* [Given request]:
Quote the listing below in full and exactly as written, but omit every picture.
Start of Records provided
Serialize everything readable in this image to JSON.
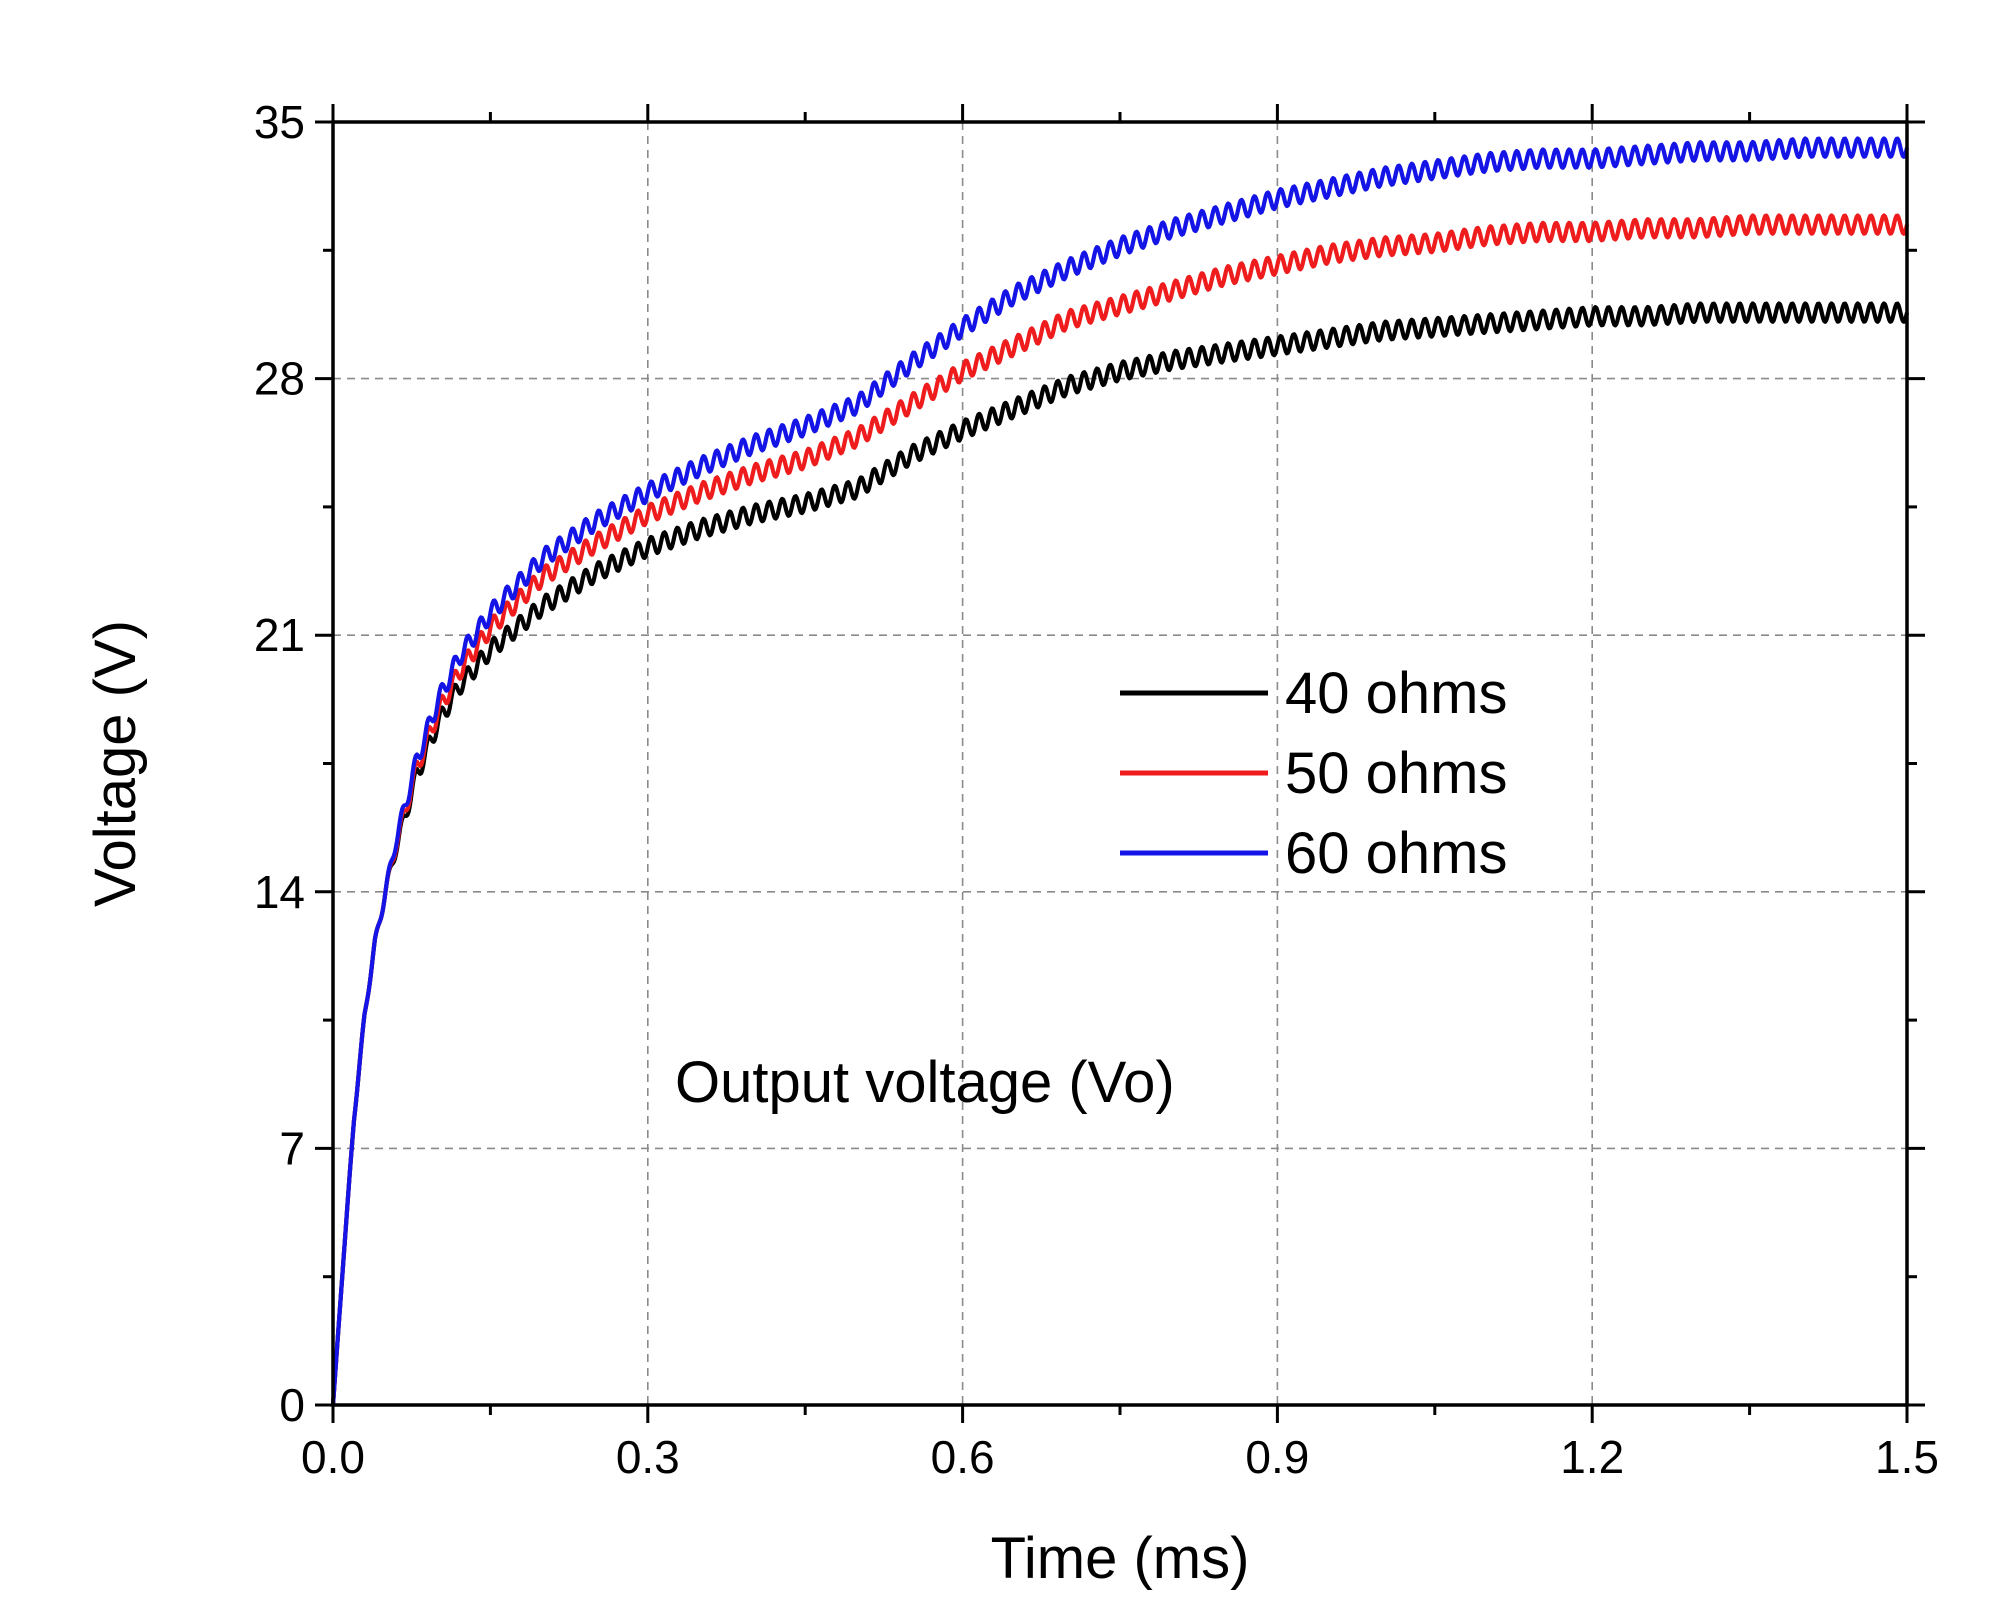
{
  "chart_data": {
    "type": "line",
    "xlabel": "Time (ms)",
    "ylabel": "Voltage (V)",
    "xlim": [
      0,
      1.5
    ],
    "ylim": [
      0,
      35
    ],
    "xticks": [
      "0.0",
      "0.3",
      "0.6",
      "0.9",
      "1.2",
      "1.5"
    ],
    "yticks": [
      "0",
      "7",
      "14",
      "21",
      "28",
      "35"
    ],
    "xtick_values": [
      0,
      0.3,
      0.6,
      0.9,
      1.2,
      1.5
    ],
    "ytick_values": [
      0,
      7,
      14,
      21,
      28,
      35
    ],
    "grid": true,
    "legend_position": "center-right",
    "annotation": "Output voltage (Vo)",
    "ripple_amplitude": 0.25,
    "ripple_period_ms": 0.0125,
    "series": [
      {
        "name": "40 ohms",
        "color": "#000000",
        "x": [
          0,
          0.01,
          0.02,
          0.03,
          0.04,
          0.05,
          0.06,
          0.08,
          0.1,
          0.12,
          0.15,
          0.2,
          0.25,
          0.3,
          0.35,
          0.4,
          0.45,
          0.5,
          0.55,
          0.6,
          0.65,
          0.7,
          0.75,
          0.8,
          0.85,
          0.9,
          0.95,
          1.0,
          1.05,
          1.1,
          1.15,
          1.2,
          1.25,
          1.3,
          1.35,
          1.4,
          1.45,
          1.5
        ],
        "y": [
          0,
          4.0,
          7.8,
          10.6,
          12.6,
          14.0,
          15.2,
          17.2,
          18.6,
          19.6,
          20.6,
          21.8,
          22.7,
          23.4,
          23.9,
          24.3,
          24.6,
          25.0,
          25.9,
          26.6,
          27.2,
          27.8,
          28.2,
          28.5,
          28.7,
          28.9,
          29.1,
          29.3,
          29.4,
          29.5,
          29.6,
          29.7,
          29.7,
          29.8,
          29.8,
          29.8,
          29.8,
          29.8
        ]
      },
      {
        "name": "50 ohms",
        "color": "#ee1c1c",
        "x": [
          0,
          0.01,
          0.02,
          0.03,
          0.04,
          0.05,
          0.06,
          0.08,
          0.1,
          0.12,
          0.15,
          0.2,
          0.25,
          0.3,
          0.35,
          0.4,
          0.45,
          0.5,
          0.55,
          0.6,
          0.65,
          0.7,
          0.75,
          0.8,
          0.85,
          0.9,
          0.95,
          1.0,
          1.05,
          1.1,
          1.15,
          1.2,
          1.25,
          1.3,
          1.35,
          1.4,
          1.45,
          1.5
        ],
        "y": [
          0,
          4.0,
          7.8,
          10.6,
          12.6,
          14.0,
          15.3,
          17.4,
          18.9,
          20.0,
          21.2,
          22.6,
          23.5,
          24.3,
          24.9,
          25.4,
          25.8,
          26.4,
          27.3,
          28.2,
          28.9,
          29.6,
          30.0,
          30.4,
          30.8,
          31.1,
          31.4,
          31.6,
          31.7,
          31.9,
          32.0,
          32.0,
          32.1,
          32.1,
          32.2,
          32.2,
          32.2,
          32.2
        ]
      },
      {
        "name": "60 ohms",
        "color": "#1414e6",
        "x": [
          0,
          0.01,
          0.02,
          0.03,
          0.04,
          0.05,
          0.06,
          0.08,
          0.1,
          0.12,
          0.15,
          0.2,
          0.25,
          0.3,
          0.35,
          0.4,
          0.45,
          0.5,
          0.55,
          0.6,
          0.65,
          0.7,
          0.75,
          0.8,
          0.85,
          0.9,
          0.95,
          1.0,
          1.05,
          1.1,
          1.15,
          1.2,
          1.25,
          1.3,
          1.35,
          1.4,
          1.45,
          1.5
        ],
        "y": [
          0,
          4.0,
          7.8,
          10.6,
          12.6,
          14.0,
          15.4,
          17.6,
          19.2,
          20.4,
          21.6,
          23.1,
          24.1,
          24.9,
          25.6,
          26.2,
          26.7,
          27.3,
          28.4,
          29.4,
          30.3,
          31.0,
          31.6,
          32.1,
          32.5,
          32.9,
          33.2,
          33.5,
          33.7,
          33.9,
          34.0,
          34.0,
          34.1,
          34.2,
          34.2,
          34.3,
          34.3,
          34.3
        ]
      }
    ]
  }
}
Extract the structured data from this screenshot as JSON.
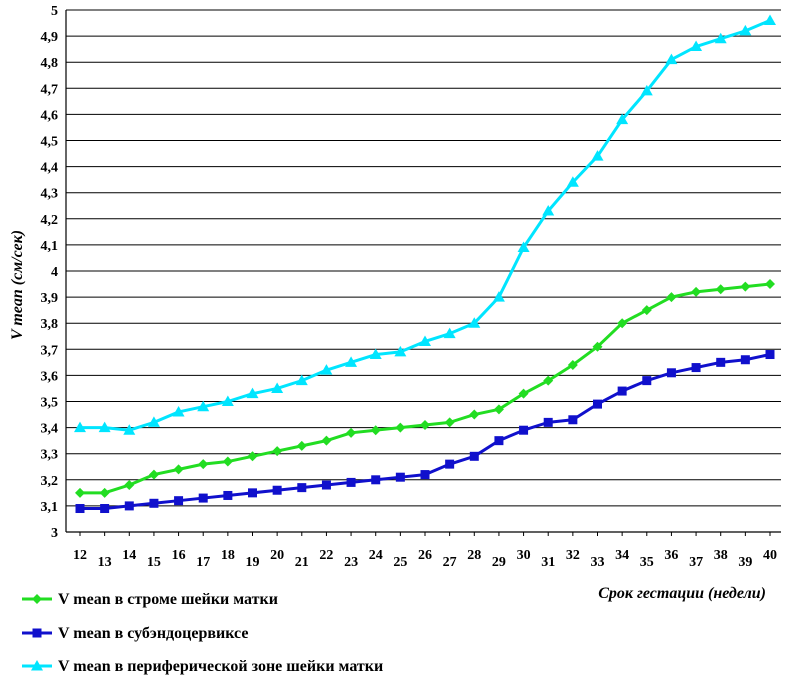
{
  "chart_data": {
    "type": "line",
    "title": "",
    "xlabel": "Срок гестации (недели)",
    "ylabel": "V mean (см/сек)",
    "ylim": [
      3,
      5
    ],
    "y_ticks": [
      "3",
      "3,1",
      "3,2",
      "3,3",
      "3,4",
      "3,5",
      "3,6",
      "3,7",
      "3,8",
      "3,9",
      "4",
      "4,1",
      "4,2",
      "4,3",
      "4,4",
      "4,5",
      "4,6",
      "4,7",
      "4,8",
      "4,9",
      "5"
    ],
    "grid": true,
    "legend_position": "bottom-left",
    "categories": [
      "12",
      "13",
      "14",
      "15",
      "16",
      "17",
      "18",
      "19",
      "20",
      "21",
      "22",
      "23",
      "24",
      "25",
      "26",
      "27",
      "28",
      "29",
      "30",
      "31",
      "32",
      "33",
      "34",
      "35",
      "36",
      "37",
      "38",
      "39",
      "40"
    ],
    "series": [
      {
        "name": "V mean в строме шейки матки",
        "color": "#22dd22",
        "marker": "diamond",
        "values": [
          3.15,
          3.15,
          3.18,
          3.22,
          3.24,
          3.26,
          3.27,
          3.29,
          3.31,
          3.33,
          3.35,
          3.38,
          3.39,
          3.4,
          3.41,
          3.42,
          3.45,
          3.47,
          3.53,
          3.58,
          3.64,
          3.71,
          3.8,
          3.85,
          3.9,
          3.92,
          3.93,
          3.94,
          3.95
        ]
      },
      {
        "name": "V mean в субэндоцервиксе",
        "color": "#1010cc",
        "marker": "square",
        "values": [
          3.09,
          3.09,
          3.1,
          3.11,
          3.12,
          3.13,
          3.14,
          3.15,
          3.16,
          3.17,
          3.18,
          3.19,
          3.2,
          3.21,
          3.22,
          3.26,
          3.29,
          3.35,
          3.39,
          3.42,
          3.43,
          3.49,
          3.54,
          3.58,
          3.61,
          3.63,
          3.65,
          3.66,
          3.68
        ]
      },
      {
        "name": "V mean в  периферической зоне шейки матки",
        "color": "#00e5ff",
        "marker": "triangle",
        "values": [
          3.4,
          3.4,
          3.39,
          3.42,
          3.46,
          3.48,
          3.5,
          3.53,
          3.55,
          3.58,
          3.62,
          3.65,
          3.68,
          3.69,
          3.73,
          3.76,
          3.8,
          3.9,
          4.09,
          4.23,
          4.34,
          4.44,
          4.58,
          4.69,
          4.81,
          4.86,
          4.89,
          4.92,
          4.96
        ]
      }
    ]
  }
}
End of Records provided
* [Exercise output]:
Serialize everything readable in this image to JSON.
{
  "chart_data": {
    "type": "line",
    "xlabel": "Time (ms)",
    "ylabel": "Voltage (V)",
    "xlim": [
      0,
      1.5
    ],
    "ylim": [
      0,
      35
    ],
    "xticks": [
      "0.0",
      "0.3",
      "0.6",
      "0.9",
      "1.2",
      "1.5"
    ],
    "yticks": [
      "0",
      "7",
      "14",
      "21",
      "28",
      "35"
    ],
    "xtick_values": [
      0,
      0.3,
      0.6,
      0.9,
      1.2,
      1.5
    ],
    "ytick_values": [
      0,
      7,
      14,
      21,
      28,
      35
    ],
    "grid": true,
    "legend_position": "center-right",
    "annotation": "Output voltage (Vo)",
    "ripple_amplitude": 0.25,
    "ripple_period_ms": 0.0125,
    "series": [
      {
        "name": "40 ohms",
        "color": "#000000",
        "x": [
          0,
          0.01,
          0.02,
          0.03,
          0.04,
          0.05,
          0.06,
          0.08,
          0.1,
          0.12,
          0.15,
          0.2,
          0.25,
          0.3,
          0.35,
          0.4,
          0.45,
          0.5,
          0.55,
          0.6,
          0.65,
          0.7,
          0.75,
          0.8,
          0.85,
          0.9,
          0.95,
          1.0,
          1.05,
          1.1,
          1.15,
          1.2,
          1.25,
          1.3,
          1.35,
          1.4,
          1.45,
          1.5
        ],
        "y": [
          0,
          4.0,
          7.8,
          10.6,
          12.6,
          14.0,
          15.2,
          17.2,
          18.6,
          19.6,
          20.6,
          21.8,
          22.7,
          23.4,
          23.9,
          24.3,
          24.6,
          25.0,
          25.9,
          26.6,
          27.2,
          27.8,
          28.2,
          28.5,
          28.7,
          28.9,
          29.1,
          29.3,
          29.4,
          29.5,
          29.6,
          29.7,
          29.7,
          29.8,
          29.8,
          29.8,
          29.8,
          29.8
        ]
      },
      {
        "name": "50 ohms",
        "color": "#ee1c1c",
        "x": [
          0,
          0.01,
          0.02,
          0.03,
          0.04,
          0.05,
          0.06,
          0.08,
          0.1,
          0.12,
          0.15,
          0.2,
          0.25,
          0.3,
          0.35,
          0.4,
          0.45,
          0.5,
          0.55,
          0.6,
          0.65,
          0.7,
          0.75,
          0.8,
          0.85,
          0.9,
          0.95,
          1.0,
          1.05,
          1.1,
          1.15,
          1.2,
          1.25,
          1.3,
          1.35,
          1.4,
          1.45,
          1.5
        ],
        "y": [
          0,
          4.0,
          7.8,
          10.6,
          12.6,
          14.0,
          15.3,
          17.4,
          18.9,
          20.0,
          21.2,
          22.6,
          23.5,
          24.3,
          24.9,
          25.4,
          25.8,
          26.4,
          27.3,
          28.2,
          28.9,
          29.6,
          30.0,
          30.4,
          30.8,
          31.1,
          31.4,
          31.6,
          31.7,
          31.9,
          32.0,
          32.0,
          32.1,
          32.1,
          32.2,
          32.2,
          32.2,
          32.2
        ]
      },
      {
        "name": "60 ohms",
        "color": "#1414e6",
        "x": [
          0,
          0.01,
          0.02,
          0.03,
          0.04,
          0.05,
          0.06,
          0.08,
          0.1,
          0.12,
          0.15,
          0.2,
          0.25,
          0.3,
          0.35,
          0.4,
          0.45,
          0.5,
          0.55,
          0.6,
          0.65,
          0.7,
          0.75,
          0.8,
          0.85,
          0.9,
          0.95,
          1.0,
          1.05,
          1.1,
          1.15,
          1.2,
          1.25,
          1.3,
          1.35,
          1.4,
          1.45,
          1.5
        ],
        "y": [
          0,
          4.0,
          7.8,
          10.6,
          12.6,
          14.0,
          15.4,
          17.6,
          19.2,
          20.4,
          21.6,
          23.1,
          24.1,
          24.9,
          25.6,
          26.2,
          26.7,
          27.3,
          28.4,
          29.4,
          30.3,
          31.0,
          31.6,
          32.1,
          32.5,
          32.9,
          33.2,
          33.5,
          33.7,
          33.9,
          34.0,
          34.0,
          34.1,
          34.2,
          34.2,
          34.3,
          34.3,
          34.3
        ]
      }
    ]
  }
}
Extract the structured data from this screenshot as JSON.
{
  "chart_data": {
    "type": "line",
    "title": "",
    "xlabel": "Срок гестации (недели)",
    "ylabel": "V mean (см/сек)",
    "ylim": [
      3,
      5
    ],
    "y_ticks": [
      "3",
      "3,1",
      "3,2",
      "3,3",
      "3,4",
      "3,5",
      "3,6",
      "3,7",
      "3,8",
      "3,9",
      "4",
      "4,1",
      "4,2",
      "4,3",
      "4,4",
      "4,5",
      "4,6",
      "4,7",
      "4,8",
      "4,9",
      "5"
    ],
    "grid": true,
    "legend_position": "bottom-left",
    "categories": [
      "12",
      "13",
      "14",
      "15",
      "16",
      "17",
      "18",
      "19",
      "20",
      "21",
      "22",
      "23",
      "24",
      "25",
      "26",
      "27",
      "28",
      "29",
      "30",
      "31",
      "32",
      "33",
      "34",
      "35",
      "36",
      "37",
      "38",
      "39",
      "40"
    ],
    "series": [
      {
        "name": "V mean в строме шейки матки",
        "color": "#22dd22",
        "marker": "diamond",
        "values": [
          3.15,
          3.15,
          3.18,
          3.22,
          3.24,
          3.26,
          3.27,
          3.29,
          3.31,
          3.33,
          3.35,
          3.38,
          3.39,
          3.4,
          3.41,
          3.42,
          3.45,
          3.47,
          3.53,
          3.58,
          3.64,
          3.71,
          3.8,
          3.85,
          3.9,
          3.92,
          3.93,
          3.94,
          3.95
        ]
      },
      {
        "name": "V mean в субэндоцервиксе",
        "color": "#1010cc",
        "marker": "square",
        "values": [
          3.09,
          3.09,
          3.1,
          3.11,
          3.12,
          3.13,
          3.14,
          3.15,
          3.16,
          3.17,
          3.18,
          3.19,
          3.2,
          3.21,
          3.22,
          3.26,
          3.29,
          3.35,
          3.39,
          3.42,
          3.43,
          3.49,
          3.54,
          3.58,
          3.61,
          3.63,
          3.65,
          3.66,
          3.68
        ]
      },
      {
        "name": "V mean в  периферической зоне шейки матки",
        "color": "#00e5ff",
        "marker": "triangle",
        "values": [
          3.4,
          3.4,
          3.39,
          3.42,
          3.46,
          3.48,
          3.5,
          3.53,
          3.55,
          3.58,
          3.62,
          3.65,
          3.68,
          3.69,
          3.73,
          3.76,
          3.8,
          3.9,
          4.09,
          4.23,
          4.34,
          4.44,
          4.58,
          4.69,
          4.81,
          4.86,
          4.89,
          4.92,
          4.96
        ]
      }
    ]
  }
}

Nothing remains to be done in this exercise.